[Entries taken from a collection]
start
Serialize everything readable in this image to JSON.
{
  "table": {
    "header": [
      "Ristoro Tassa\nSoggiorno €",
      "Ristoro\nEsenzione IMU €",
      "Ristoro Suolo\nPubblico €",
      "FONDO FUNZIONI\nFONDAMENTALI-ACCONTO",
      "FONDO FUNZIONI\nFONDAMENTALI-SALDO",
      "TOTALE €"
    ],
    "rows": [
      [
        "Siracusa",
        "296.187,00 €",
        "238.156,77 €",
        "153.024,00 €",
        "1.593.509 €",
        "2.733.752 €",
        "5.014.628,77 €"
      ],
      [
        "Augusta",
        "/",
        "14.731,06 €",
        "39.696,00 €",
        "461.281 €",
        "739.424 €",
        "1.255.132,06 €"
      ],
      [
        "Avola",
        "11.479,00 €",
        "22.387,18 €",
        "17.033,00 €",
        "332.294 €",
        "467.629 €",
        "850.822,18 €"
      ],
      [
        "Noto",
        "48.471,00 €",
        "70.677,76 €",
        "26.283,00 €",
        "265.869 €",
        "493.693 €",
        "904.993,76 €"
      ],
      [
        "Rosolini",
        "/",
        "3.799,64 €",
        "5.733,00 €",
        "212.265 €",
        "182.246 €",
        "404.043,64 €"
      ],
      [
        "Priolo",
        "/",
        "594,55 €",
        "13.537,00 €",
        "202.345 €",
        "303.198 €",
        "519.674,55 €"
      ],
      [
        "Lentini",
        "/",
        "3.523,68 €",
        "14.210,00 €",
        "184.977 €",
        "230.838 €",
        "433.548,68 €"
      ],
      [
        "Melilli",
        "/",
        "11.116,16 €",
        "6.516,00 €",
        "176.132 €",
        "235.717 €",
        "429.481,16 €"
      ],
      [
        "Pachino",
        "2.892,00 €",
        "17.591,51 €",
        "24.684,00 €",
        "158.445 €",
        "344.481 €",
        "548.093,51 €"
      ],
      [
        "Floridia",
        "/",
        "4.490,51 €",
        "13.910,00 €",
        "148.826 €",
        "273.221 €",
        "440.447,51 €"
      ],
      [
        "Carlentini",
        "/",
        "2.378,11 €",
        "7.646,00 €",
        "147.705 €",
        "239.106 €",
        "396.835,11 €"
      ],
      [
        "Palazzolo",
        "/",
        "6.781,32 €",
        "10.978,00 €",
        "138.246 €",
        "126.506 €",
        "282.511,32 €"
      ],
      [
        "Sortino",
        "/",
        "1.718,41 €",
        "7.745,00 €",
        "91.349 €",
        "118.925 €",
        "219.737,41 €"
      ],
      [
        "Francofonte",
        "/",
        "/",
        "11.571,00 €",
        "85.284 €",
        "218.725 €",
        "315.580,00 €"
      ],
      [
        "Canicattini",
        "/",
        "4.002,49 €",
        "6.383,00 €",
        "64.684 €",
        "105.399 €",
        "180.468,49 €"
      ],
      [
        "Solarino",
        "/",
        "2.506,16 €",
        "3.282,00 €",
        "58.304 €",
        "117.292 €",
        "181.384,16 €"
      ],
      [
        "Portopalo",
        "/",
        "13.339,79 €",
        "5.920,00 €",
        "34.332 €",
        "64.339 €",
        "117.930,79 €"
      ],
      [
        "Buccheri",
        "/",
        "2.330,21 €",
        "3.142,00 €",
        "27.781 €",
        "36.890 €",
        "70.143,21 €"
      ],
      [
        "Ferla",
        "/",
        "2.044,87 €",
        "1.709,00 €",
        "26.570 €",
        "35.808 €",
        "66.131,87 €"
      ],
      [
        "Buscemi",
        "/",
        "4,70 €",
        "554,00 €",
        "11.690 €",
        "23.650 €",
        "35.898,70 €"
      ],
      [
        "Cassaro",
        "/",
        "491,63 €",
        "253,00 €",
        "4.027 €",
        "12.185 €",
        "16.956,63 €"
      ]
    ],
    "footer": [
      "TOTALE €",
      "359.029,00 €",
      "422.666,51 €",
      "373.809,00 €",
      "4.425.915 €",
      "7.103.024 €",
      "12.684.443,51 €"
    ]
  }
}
end
TASK DIRECTIONS —
Make an exact copy of the data above.

SOLVED PROBLEM —
Serialize everything readable in this image to JSON.
{
  "table": {
    "header": [
      "Ristoro Tassa\nSoggiorno €",
      "Ristoro\nEsenzione IMU €",
      "Ristoro Suolo\nPubblico €",
      "FONDO FUNZIONI\nFONDAMENTALI-ACCONTO",
      "FONDO FUNZIONI\nFONDAMENTALI-SALDO",
      "TOTALE €"
    ],
    "rows": [
      [
        "Siracusa",
        "296.187,00 €",
        "238.156,77 €",
        "153.024,00 €",
        "1.593.509 €",
        "2.733.752 €",
        "5.014.628,77 €"
      ],
      [
        "Augusta",
        "/",
        "14.731,06 €",
        "39.696,00 €",
        "461.281 €",
        "739.424 €",
        "1.255.132,06 €"
      ],
      [
        "Avola",
        "11.479,00 €",
        "22.387,18 €",
        "17.033,00 €",
        "332.294 €",
        "467.629 €",
        "850.822,18 €"
      ],
      [
        "Noto",
        "48.471,00 €",
        "70.677,76 €",
        "26.283,00 €",
        "265.869 €",
        "493.693 €",
        "904.993,76 €"
      ],
      [
        "Rosolini",
        "/",
        "3.799,64 €",
        "5.733,00 €",
        "212.265 €",
        "182.246 €",
        "404.043,64 €"
      ],
      [
        "Priolo",
        "/",
        "594,55 €",
        "13.537,00 €",
        "202.345 €",
        "303.198 €",
        "519.674,55 €"
      ],
      [
        "Lentini",
        "/",
        "3.523,68 €",
        "14.210,00 €",
        "184.977 €",
        "230.838 €",
        "433.548,68 €"
      ],
      [
        "Melilli",
        "/",
        "11.116,16 €",
        "6.516,00 €",
        "176.132 €",
        "235.717 €",
        "429.481,16 €"
      ],
      [
        "Pachino",
        "2.892,00 €",
        "17.591,51 €",
        "24.684,00 €",
        "158.445 €",
        "344.481 €",
        "548.093,51 €"
      ],
      [
        "Floridia",
        "/",
        "4.490,51 €",
        "13.910,00 €",
        "148.826 €",
        "273.221 €",
        "440.447,51 €"
      ],
      [
        "Carlentini",
        "/",
        "2.378,11 €",
        "7.646,00 €",
        "147.705 €",
        "239.106 €",
        "396.835,11 €"
      ],
      [
        "Palazzolo",
        "/",
        "6.781,32 €",
        "10.978,00 €",
        "138.246 €",
        "126.506 €",
        "282.511,32 €"
      ],
      [
        "Sortino",
        "/",
        "1.718,41 €",
        "7.745,00 €",
        "91.349 €",
        "118.925 €",
        "219.737,41 €"
      ],
      [
        "Francofonte",
        "/",
        "/",
        "11.571,00 €",
        "85.284 €",
        "218.725 €",
        "315.580,00 €"
      ],
      [
        "Canicattini",
        "/",
        "4.002,49 €",
        "6.383,00 €",
        "64.684 €",
        "105.399 €",
        "180.468,49 €"
      ],
      [
        "Solarino",
        "/",
        "2.506,16 €",
        "3.282,00 €",
        "58.304 €",
        "117.292 €",
        "181.384,16 €"
      ],
      [
        "Portopalo",
        "/",
        "13.339,79 €",
        "5.920,00 €",
        "34.332 €",
        "64.339 €",
        "117.930,79 €"
      ],
      [
        "Buccheri",
        "/",
        "2.330,21 €",
        "3.142,00 €",
        "27.781 €",
        "36.890 €",
        "70.143,21 €"
      ],
      [
        "Ferla",
        "/",
        "2.044,87 €",
        "1.709,00 €",
        "26.570 €",
        "35.808 €",
        "66.131,87 €"
      ],
      [
        "Buscemi",
        "/",
        "4,70 €",
        "554,00 €",
        "11.690 €",
        "23.650 €",
        "35.898,70 €"
      ],
      [
        "Cassaro",
        "/",
        "491,63 €",
        "253,00 €",
        "4.027 €",
        "12.185 €",
        "16.956,63 €"
      ]
    ],
    "footer": [
      "TOTALE €",
      "359.029,00 €",
      "422.666,51 €",
      "373.809,00 €",
      "4.425.915 €",
      "7.103.024 €",
      "12.684.443,51 €"
    ]
  }
}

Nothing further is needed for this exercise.